##### Rows

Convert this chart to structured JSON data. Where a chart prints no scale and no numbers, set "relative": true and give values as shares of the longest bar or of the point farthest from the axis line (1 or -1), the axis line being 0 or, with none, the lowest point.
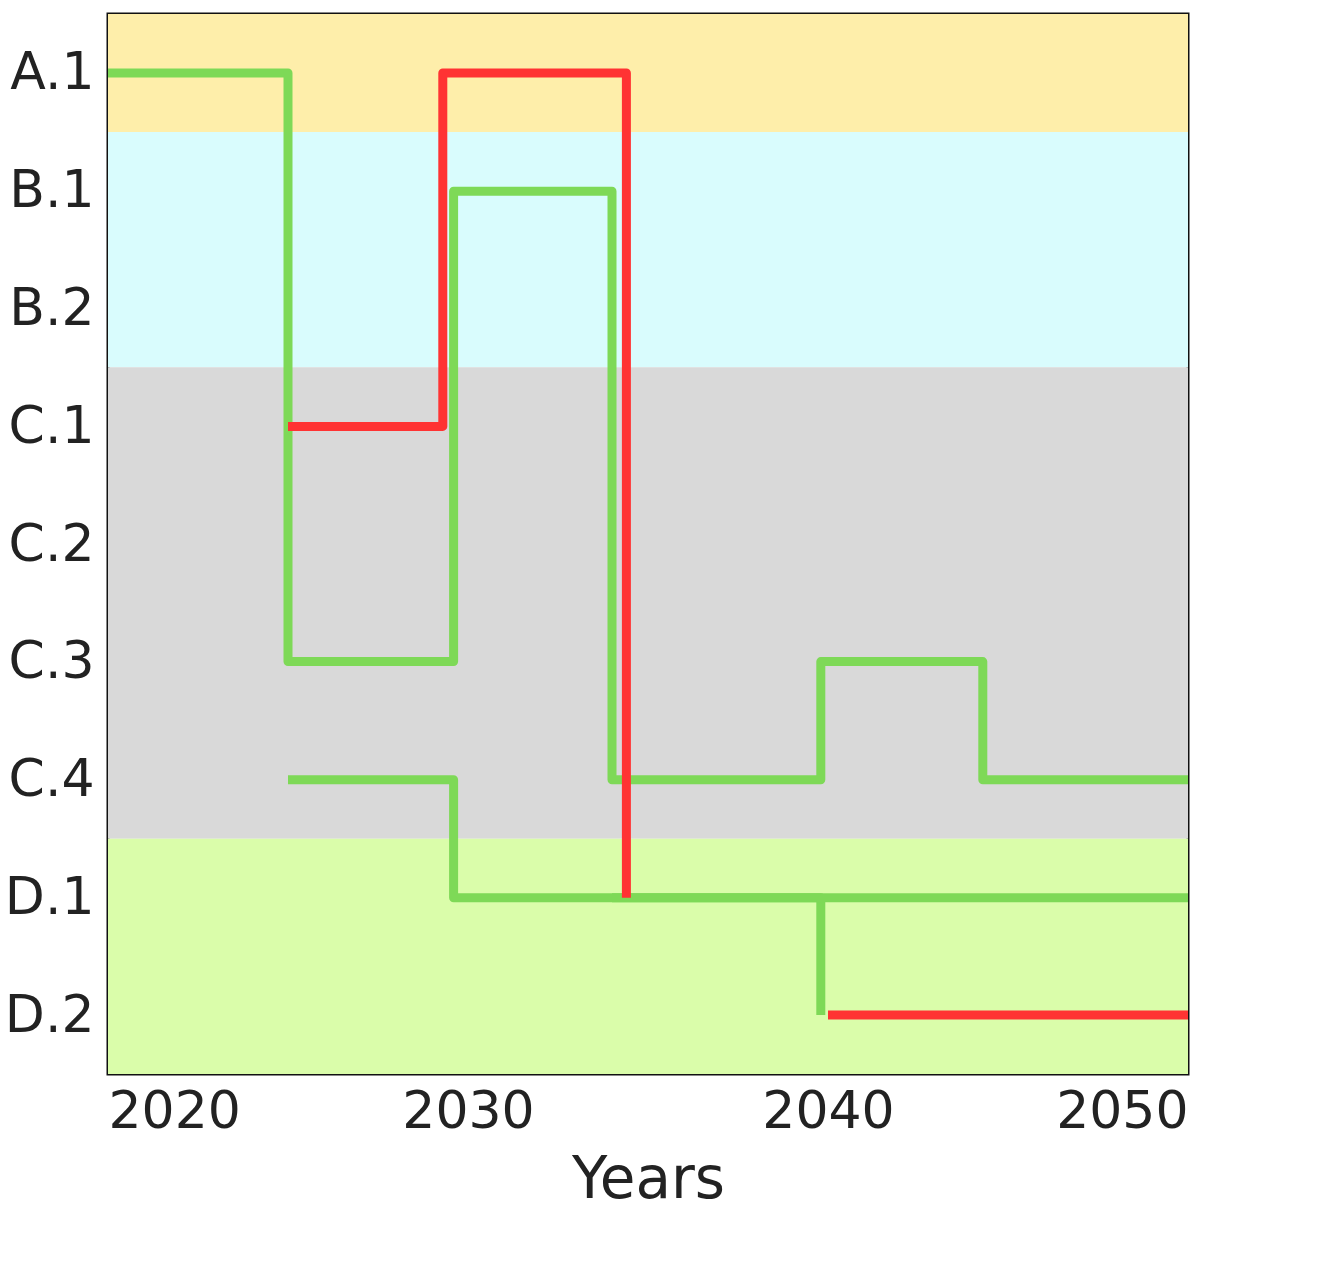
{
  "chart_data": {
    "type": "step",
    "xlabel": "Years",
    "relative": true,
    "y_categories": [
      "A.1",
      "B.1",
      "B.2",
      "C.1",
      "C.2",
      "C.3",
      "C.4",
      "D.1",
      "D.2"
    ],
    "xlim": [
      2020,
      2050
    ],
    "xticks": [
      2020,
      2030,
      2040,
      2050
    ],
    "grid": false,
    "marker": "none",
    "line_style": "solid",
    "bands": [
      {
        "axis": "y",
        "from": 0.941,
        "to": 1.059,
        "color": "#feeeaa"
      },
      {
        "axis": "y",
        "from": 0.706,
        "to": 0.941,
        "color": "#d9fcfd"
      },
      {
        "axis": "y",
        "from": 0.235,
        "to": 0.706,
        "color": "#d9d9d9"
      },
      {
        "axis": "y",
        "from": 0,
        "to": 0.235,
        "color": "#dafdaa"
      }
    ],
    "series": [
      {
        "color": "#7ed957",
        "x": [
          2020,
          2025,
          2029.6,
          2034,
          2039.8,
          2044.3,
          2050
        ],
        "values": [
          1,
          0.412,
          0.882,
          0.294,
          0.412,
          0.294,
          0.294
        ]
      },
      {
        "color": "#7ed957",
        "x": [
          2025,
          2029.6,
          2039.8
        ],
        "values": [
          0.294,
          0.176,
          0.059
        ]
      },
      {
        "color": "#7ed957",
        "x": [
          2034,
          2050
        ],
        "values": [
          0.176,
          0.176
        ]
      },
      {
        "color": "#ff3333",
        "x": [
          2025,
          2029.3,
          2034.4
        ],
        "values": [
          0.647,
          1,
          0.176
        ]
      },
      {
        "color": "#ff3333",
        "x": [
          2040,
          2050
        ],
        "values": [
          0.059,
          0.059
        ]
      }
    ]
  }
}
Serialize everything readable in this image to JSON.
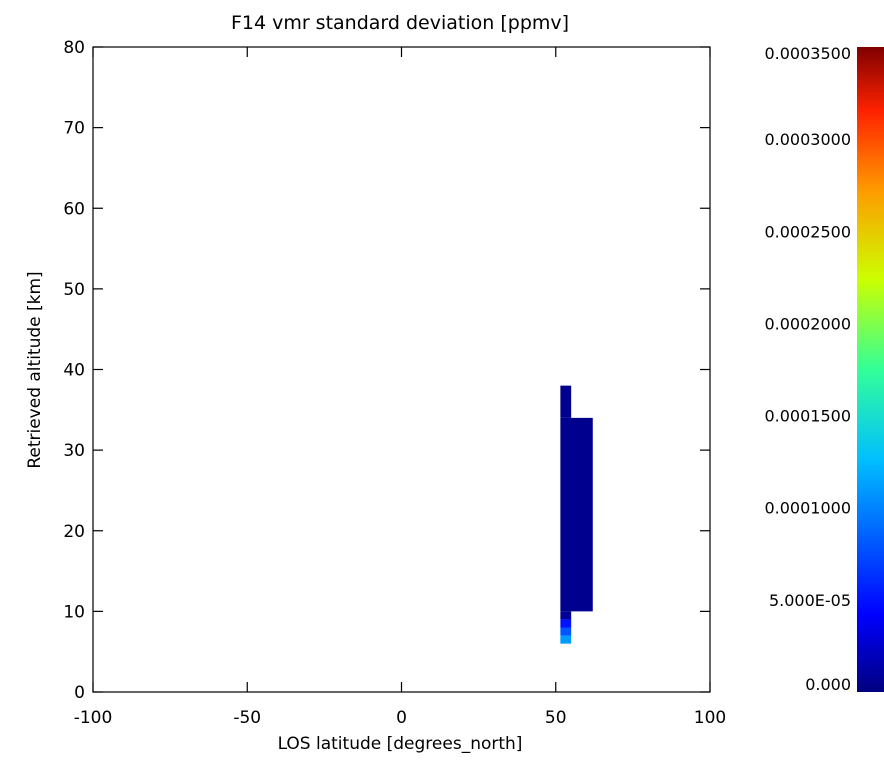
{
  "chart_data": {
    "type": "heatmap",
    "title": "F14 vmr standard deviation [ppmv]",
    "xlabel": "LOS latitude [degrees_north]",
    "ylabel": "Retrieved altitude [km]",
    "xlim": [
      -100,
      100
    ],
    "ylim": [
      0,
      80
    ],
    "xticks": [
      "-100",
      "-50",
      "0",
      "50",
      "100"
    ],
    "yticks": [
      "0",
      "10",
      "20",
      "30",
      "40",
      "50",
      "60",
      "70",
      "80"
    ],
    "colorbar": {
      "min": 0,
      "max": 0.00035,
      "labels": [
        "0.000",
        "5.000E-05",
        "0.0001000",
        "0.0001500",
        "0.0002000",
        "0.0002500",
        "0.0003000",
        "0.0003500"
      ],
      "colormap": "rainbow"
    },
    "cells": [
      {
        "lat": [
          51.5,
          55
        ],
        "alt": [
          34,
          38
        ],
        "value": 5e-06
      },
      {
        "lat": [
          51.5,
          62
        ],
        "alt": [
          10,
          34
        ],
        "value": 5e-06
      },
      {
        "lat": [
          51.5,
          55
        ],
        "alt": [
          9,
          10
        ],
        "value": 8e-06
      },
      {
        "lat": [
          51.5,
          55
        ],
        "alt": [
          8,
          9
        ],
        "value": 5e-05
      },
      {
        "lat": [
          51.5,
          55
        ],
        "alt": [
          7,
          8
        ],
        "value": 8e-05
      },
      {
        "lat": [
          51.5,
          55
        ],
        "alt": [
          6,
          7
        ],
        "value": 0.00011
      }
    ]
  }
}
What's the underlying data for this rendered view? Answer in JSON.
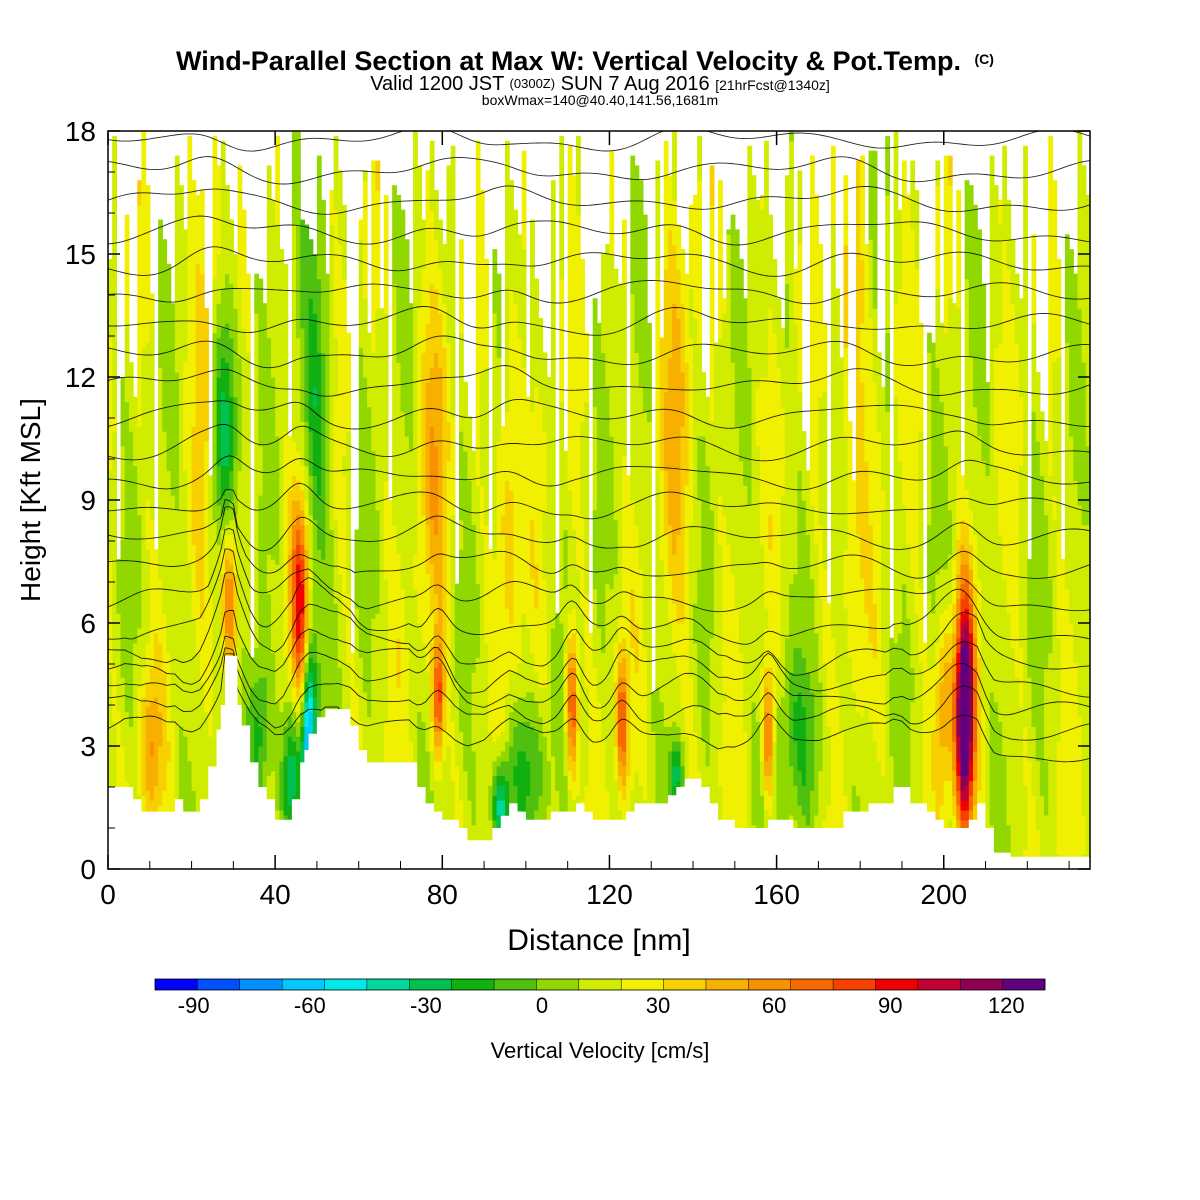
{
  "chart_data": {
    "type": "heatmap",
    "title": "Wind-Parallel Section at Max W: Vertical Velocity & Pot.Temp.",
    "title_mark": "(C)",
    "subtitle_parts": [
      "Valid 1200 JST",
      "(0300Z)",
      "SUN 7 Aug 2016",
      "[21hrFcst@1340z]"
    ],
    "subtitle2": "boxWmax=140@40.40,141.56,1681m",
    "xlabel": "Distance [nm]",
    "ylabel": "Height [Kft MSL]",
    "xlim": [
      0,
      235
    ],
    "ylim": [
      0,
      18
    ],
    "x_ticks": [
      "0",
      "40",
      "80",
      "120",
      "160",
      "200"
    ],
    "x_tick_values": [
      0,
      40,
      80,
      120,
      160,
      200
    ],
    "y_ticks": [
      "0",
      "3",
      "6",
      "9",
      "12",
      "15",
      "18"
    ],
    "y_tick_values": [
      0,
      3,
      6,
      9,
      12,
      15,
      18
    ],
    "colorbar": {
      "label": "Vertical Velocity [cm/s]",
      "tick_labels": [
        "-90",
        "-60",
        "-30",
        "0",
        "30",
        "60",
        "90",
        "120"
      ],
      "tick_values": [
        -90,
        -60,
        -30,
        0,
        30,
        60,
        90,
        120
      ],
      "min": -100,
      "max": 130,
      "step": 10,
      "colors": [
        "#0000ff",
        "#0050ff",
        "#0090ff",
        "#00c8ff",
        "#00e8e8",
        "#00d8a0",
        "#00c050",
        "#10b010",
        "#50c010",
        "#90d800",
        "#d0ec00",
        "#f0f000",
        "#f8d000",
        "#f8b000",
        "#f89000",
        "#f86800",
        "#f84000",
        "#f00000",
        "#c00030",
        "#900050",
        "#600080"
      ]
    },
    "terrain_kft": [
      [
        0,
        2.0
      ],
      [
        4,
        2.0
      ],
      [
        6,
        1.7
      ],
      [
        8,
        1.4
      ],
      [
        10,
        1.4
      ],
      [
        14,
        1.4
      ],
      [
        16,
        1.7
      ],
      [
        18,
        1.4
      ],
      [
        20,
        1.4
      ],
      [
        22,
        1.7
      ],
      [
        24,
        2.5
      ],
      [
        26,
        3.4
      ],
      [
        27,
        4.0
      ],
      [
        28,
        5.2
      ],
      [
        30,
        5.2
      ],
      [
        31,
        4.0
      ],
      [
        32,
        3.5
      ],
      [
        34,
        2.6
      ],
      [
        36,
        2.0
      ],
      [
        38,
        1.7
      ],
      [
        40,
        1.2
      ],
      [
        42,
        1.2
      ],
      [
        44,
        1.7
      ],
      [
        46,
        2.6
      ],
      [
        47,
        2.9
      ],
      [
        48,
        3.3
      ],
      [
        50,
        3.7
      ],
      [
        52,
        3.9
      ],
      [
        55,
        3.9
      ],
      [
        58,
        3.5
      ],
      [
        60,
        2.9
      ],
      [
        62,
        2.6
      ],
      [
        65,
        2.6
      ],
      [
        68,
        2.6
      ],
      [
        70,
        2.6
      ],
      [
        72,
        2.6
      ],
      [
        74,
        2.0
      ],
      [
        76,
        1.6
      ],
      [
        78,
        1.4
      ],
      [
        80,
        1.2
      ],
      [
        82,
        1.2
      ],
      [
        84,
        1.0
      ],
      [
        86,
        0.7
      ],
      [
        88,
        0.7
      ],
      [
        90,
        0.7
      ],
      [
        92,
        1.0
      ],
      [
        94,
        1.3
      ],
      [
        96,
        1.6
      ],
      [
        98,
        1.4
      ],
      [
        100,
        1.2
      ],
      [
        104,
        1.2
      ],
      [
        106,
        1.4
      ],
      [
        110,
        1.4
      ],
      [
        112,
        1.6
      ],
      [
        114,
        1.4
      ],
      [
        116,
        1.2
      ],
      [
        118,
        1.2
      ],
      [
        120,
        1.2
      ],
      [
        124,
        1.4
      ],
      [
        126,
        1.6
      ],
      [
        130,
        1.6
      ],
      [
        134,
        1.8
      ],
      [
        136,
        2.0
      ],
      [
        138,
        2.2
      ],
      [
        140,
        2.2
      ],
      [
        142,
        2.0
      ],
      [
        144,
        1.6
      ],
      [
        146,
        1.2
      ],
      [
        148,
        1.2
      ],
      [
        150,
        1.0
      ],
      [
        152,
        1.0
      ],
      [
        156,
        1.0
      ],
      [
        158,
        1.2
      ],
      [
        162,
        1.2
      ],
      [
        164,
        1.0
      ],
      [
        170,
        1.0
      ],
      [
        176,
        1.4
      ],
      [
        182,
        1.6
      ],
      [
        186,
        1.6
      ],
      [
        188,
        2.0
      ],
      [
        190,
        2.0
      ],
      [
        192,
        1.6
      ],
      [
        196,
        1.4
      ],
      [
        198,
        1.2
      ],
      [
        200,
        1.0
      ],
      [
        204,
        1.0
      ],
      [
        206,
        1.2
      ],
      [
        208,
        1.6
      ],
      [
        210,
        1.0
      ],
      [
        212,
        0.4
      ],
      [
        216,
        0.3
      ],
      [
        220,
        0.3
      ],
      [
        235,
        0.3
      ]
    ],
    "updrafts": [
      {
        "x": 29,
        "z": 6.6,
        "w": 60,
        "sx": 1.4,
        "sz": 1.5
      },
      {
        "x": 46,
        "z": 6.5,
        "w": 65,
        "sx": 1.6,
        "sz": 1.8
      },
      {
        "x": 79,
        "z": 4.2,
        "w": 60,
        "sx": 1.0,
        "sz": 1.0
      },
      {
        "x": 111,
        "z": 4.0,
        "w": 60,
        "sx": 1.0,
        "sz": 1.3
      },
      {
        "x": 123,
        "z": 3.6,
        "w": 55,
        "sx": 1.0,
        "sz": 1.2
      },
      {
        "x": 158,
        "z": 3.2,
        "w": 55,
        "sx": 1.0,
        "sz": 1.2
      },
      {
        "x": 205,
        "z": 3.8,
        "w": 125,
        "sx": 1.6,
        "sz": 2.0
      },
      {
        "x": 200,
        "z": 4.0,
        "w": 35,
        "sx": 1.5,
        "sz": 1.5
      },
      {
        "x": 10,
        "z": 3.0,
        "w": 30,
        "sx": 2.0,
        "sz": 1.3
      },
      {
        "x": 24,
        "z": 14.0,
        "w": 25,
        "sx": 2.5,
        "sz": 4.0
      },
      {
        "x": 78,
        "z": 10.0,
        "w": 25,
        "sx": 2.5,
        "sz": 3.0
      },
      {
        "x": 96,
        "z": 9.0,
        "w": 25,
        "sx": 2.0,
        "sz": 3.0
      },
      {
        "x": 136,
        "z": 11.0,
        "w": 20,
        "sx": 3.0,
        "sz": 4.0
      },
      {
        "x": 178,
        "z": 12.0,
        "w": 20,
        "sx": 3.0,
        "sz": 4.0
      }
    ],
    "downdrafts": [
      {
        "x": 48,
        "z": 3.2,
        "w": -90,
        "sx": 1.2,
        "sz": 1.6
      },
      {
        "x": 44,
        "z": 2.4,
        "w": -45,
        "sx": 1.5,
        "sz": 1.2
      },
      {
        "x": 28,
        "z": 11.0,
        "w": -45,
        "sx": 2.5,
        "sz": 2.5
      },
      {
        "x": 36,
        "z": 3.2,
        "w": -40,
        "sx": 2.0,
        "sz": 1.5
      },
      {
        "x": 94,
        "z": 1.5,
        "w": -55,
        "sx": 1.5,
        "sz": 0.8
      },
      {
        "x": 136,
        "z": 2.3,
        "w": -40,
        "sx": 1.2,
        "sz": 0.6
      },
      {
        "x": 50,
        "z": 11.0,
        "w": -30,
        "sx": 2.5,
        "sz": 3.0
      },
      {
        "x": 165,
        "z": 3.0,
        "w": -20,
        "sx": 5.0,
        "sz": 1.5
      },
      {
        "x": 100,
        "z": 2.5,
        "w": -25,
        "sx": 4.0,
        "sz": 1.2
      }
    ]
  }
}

##########

**Work to complete:** State how many lines of the entries above include the word "Velocity", offering no text other than the number.

**Response to the exercise:** 2